--- What you have to do ---
Write out the entire listing below exactly, with the pictures left out.

--- Entries shown ---
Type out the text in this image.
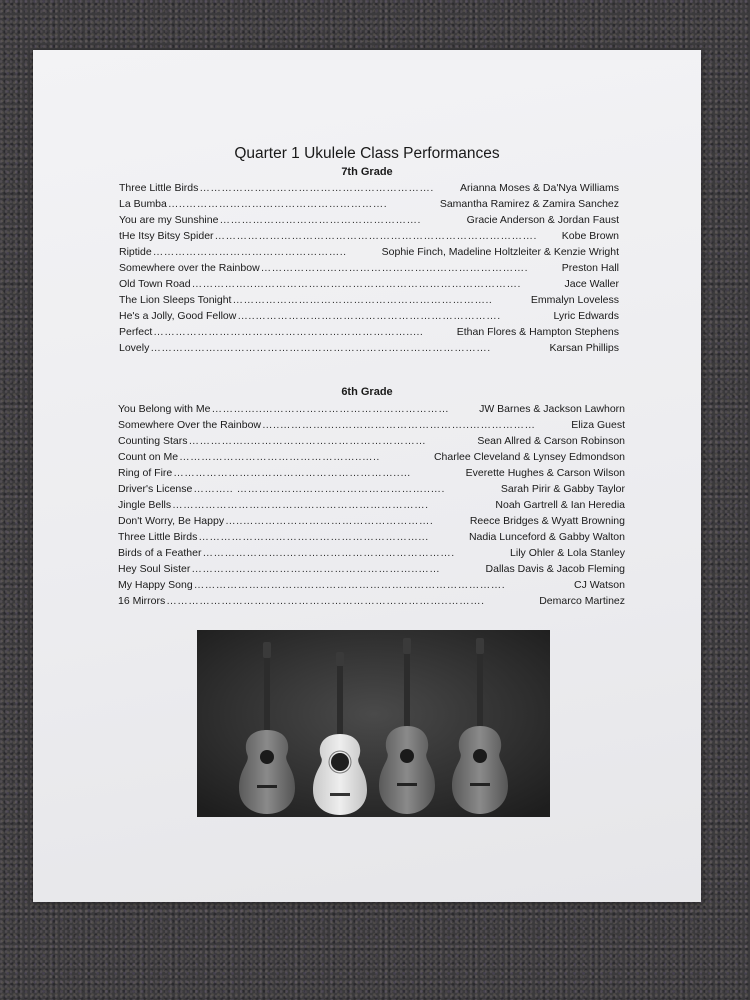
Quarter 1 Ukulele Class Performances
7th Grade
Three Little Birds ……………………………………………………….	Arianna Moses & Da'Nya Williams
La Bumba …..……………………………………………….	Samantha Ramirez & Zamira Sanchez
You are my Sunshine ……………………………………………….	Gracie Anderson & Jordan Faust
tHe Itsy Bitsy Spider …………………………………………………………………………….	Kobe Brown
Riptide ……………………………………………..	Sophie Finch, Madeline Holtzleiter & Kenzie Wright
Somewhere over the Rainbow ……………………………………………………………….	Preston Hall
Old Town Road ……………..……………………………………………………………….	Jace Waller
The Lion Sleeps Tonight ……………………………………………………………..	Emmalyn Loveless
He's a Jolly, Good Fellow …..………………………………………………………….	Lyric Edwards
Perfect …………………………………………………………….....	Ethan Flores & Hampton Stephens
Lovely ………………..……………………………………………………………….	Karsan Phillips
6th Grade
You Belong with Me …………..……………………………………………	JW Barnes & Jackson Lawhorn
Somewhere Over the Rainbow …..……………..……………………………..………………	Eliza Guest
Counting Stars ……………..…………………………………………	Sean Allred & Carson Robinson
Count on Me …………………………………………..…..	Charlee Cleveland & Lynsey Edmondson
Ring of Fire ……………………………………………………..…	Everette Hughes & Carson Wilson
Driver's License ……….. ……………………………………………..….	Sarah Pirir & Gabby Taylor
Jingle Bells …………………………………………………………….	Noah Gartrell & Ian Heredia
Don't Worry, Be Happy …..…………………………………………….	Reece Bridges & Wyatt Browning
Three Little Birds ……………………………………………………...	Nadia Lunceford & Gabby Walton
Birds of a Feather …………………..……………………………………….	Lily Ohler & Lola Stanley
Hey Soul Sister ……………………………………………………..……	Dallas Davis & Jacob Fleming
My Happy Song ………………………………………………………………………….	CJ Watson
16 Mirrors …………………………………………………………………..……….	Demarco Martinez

--- Exercise response ---
Type out the text in this image.
Quarter 1 Ukulele Class Performances
7th Grade
Three Little Birds ……………………………………………………….	Arianna Moses & Da'Nya Williams
La Bumba …..……………………………………………….	Samantha Ramirez & Zamira Sanchez
You are my Sunshine ……………………………………………….	Gracie Anderson & Jordan Faust
tHe Itsy Bitsy Spider …………………………………………………………………………….	Kobe Brown
Riptide ……………………………………………..	Sophie Finch, Madeline Holtzleiter & Kenzie Wright
Somewhere over the Rainbow ……………………………………………………………….	Preston Hall
Old Town Road ……………..……………………………………………………………….	Jace Waller
The Lion Sleeps Tonight ……………………………………………………………..	Emmalyn Loveless
He's a Jolly, Good Fellow …..………………………………………………………….	Lyric Edwards
Perfect …………………………………………………………….....	Ethan Flores & Hampton Stephens
Lovely ………………..……………………………………………………………….	Karsan Phillips
6th Grade
You Belong with Me …………..……………………………………………	JW Barnes & Jackson Lawhorn
Somewhere Over the Rainbow …..……………..……………………………..………………	Eliza Guest
Counting Stars ……………..…………………………………………	Sean Allred & Carson Robinson
Count on Me …………………………………………..…..	Charlee Cleveland & Lynsey Edmondson
Ring of Fire ……………………………………………………..…	Everette Hughes & Carson Wilson
Driver's License ……….. ……………………………………………..….	Sarah Pirir & Gabby Taylor
Jingle Bells …………………………………………………………….	Noah Gartrell & Ian Heredia
Don't Worry, Be Happy …..…………………………………………….	Reece Bridges & Wyatt Browning
Three Little Birds ……………………………………………………...	Nadia Lunceford & Gabby Walton
Birds of a Feather …………………..……………………………………….	Lily Ohler & Lola Stanley
Hey Soul Sister ……………………………………………………..……	Dallas Davis & Jacob Fleming
My Happy Song ………………………………………………………………………….	CJ Watson
16 Mirrors …………………………………………………………………..……….	Demarco Martinez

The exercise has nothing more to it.